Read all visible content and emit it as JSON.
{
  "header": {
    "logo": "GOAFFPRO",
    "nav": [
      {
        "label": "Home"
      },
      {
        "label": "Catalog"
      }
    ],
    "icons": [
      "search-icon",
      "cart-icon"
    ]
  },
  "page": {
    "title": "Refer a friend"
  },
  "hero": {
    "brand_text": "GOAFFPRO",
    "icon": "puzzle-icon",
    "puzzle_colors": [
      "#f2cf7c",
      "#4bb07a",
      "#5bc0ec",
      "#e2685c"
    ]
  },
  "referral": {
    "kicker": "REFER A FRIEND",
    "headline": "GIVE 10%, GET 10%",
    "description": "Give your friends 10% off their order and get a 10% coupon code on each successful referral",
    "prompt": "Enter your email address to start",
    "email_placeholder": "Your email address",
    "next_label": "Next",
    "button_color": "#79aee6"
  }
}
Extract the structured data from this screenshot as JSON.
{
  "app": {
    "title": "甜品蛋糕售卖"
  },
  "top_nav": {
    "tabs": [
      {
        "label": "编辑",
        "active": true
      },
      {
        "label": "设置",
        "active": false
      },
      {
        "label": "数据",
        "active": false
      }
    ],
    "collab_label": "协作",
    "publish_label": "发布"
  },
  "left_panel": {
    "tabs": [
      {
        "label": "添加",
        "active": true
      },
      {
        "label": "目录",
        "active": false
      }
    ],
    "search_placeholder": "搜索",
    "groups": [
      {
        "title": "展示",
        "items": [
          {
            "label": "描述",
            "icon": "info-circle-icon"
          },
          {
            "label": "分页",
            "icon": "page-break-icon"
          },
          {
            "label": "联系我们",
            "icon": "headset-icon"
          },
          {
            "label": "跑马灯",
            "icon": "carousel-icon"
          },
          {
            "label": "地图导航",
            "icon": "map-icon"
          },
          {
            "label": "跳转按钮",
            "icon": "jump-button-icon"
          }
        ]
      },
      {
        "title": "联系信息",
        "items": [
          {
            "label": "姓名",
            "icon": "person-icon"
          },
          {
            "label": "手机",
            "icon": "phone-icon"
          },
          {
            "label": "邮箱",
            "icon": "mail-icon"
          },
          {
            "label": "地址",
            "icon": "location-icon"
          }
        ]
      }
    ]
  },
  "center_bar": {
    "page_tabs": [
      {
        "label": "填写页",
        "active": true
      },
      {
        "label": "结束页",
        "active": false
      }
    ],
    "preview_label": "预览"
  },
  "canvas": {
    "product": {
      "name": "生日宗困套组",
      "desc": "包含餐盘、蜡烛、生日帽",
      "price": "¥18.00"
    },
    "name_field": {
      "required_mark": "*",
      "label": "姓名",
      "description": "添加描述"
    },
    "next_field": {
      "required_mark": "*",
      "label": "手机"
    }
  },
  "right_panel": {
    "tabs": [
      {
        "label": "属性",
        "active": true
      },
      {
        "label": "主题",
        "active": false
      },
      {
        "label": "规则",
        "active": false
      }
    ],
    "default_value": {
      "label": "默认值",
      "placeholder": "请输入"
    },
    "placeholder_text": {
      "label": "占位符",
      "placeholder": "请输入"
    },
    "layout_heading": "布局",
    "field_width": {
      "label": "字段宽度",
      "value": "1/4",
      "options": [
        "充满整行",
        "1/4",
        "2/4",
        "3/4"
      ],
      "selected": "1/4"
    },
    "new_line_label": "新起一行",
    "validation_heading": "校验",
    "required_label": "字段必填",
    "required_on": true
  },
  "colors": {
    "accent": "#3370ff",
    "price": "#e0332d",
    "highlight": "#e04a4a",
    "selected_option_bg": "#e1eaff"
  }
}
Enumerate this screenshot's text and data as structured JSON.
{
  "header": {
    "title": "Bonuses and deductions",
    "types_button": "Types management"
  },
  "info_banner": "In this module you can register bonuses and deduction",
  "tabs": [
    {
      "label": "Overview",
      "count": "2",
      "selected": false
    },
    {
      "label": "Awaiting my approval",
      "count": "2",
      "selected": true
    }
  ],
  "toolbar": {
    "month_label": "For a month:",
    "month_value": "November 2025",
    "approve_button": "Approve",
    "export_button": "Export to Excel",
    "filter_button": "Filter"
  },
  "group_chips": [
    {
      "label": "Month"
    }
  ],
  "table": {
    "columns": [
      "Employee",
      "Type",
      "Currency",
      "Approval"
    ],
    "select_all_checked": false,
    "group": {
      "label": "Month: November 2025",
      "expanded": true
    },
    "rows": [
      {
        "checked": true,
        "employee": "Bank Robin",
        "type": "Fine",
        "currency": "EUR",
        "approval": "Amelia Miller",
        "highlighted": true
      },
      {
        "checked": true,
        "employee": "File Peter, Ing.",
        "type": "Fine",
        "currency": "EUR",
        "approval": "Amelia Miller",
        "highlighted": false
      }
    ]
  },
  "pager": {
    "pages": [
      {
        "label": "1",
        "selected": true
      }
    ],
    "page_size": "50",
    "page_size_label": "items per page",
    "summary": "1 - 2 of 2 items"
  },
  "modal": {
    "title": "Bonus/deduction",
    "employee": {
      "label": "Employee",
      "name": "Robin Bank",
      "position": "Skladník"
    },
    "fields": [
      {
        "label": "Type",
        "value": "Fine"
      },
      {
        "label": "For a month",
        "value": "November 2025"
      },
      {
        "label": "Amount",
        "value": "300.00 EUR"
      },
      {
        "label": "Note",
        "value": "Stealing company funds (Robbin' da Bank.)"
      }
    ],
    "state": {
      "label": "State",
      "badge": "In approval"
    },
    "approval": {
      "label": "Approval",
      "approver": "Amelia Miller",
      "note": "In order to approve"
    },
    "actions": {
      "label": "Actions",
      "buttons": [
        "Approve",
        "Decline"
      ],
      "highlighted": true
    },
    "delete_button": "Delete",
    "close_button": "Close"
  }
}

TASK DETAILS:
Each record above should be repeated exactly as it appears.

SOLUTION TO THIS TASK:
Read all visible content and emit it as JSON.
{
  "header": {
    "logo": "GOAFFPRO",
    "nav": [
      {
        "label": "Home"
      },
      {
        "label": "Catalog"
      }
    ],
    "icons": [
      "search-icon",
      "cart-icon"
    ]
  },
  "page": {
    "title": "Refer a friend"
  },
  "hero": {
    "brand_text": "GOAFFPRO",
    "icon": "puzzle-icon",
    "puzzle_colors": [
      "#f2cf7c",
      "#4bb07a",
      "#5bc0ec",
      "#e2685c"
    ]
  },
  "referral": {
    "kicker": "REFER A FRIEND",
    "headline": "GIVE 10%, GET 10%",
    "description": "Give your friends 10% off their order and get a 10% coupon code on each successful referral",
    "prompt": "Enter your email address to start",
    "email_placeholder": "Your email address",
    "next_label": "Next",
    "button_color": "#79aee6"
  }
}
Extract the structured data from this screenshot as JSON.
{
  "app": {
    "title": "甜品蛋糕售卖"
  },
  "top_nav": {
    "tabs": [
      {
        "label": "编辑",
        "active": true
      },
      {
        "label": "设置",
        "active": false
      },
      {
        "label": "数据",
        "active": false
      }
    ],
    "collab_label": "协作",
    "publish_label": "发布"
  },
  "left_panel": {
    "tabs": [
      {
        "label": "添加",
        "active": true
      },
      {
        "label": "目录",
        "active": false
      }
    ],
    "search_placeholder": "搜索",
    "groups": [
      {
        "title": "展示",
        "items": [
          {
            "label": "描述",
            "icon": "info-circle-icon"
          },
          {
            "label": "分页",
            "icon": "page-break-icon"
          },
          {
            "label": "联系我们",
            "icon": "headset-icon"
          },
          {
            "label": "跑马灯",
            "icon": "carousel-icon"
          },
          {
            "label": "地图导航",
            "icon": "map-icon"
          },
          {
            "label": "跳转按钮",
            "icon": "jump-button-icon"
          }
        ]
      },
      {
        "title": "联系信息",
        "items": [
          {
            "label": "姓名",
            "icon": "person-icon"
          },
          {
            "label": "手机",
            "icon": "phone-icon"
          },
          {
            "label": "邮箱",
            "icon": "mail-icon"
          },
          {
            "label": "地址",
            "icon": "location-icon"
          }
        ]
      }
    ]
  },
  "center_bar": {
    "page_tabs": [
      {
        "label": "填写页",
        "active": true
      },
      {
        "label": "结束页",
        "active": false
      }
    ],
    "preview_label": "预览"
  },
  "canvas": {
    "product": {
      "name": "生日宗困套组",
      "desc": "包含餐盘、蜡烛、生日帽",
      "price": "¥18.00"
    },
    "name_field": {
      "required_mark": "*",
      "label": "姓名",
      "description": "添加描述"
    },
    "next_field": {
      "required_mark": "*",
      "label": "手机"
    }
  },
  "right_panel": {
    "tabs": [
      {
        "label": "属性",
        "active": true
      },
      {
        "label": "主题",
        "active": false
      },
      {
        "label": "规则",
        "active": false
      }
    ],
    "default_value": {
      "label": "默认值",
      "placeholder": "请输入"
    },
    "placeholder_text": {
      "label": "占位符",
      "placeholder": "请输入"
    },
    "layout_heading": "布局",
    "field_width": {
      "label": "字段宽度",
      "value": "1/4",
      "options": [
        "充满整行",
        "1/4",
        "2/4",
        "3/4"
      ],
      "selected": "1/4"
    },
    "new_line_label": "新起一行",
    "validation_heading": "校验",
    "required_label": "字段必填",
    "required_on": true
  },
  "colors": {
    "accent": "#3370ff",
    "price": "#e0332d",
    "highlight": "#e04a4a",
    "selected_option_bg": "#e1eaff"
  }
}
Enumerate this screenshot's text and data as structured JSON.
{
  "header": {
    "title": "Bonuses and deductions",
    "types_button": "Types management"
  },
  "info_banner": "In this module you can register bonuses and deduction",
  "tabs": [
    {
      "label": "Overview",
      "count": "2",
      "selected": false
    },
    {
      "label": "Awaiting my approval",
      "count": "2",
      "selected": true
    }
  ],
  "toolbar": {
    "month_label": "For a month:",
    "month_value": "November 2025",
    "approve_button": "Approve",
    "export_button": "Export to Excel",
    "filter_button": "Filter"
  },
  "group_chips": [
    {
      "label": "Month"
    }
  ],
  "table": {
    "columns": [
      "Employee",
      "Type",
      "Currency",
      "Approval"
    ],
    "select_all_checked": false,
    "group": {
      "label": "Month: November 2025",
      "expanded": true
    },
    "rows": [
      {
        "checked": true,
        "employee": "Bank Robin",
        "type": "Fine",
        "currency": "EUR",
        "approval": "Amelia Miller",
        "highlighted": true
      },
      {
        "checked": true,
        "employee": "File Peter, Ing.",
        "type": "Fine",
        "currency": "EUR",
        "approval": "Amelia Miller",
        "highlighted": false
      }
    ]
  },
  "pager": {
    "pages": [
      {
        "label": "1",
        "selected": true
      }
    ],
    "page_size": "50",
    "page_size_label": "items per page",
    "summary": "1 - 2 of 2 items"
  },
  "modal": {
    "title": "Bonus/deduction",
    "employee": {
      "label": "Employee",
      "name": "Robin Bank",
      "position": "Skladník"
    },
    "fields": [
      {
        "label": "Type",
        "value": "Fine"
      },
      {
        "label": "For a month",
        "value": "November 2025"
      },
      {
        "label": "Amount",
        "value": "300.00 EUR"
      },
      {
        "label": "Note",
        "value": "Stealing company funds (Robbin' da Bank.)"
      }
    ],
    "state": {
      "label": "State",
      "badge": "In approval"
    },
    "approval": {
      "label": "Approval",
      "approver": "Amelia Miller",
      "note": "In order to approve"
    },
    "actions": {
      "label": "Actions",
      "buttons": [
        "Approve",
        "Decline"
      ],
      "highlighted": true
    },
    "delete_button": "Delete",
    "close_button": "Close"
  }
}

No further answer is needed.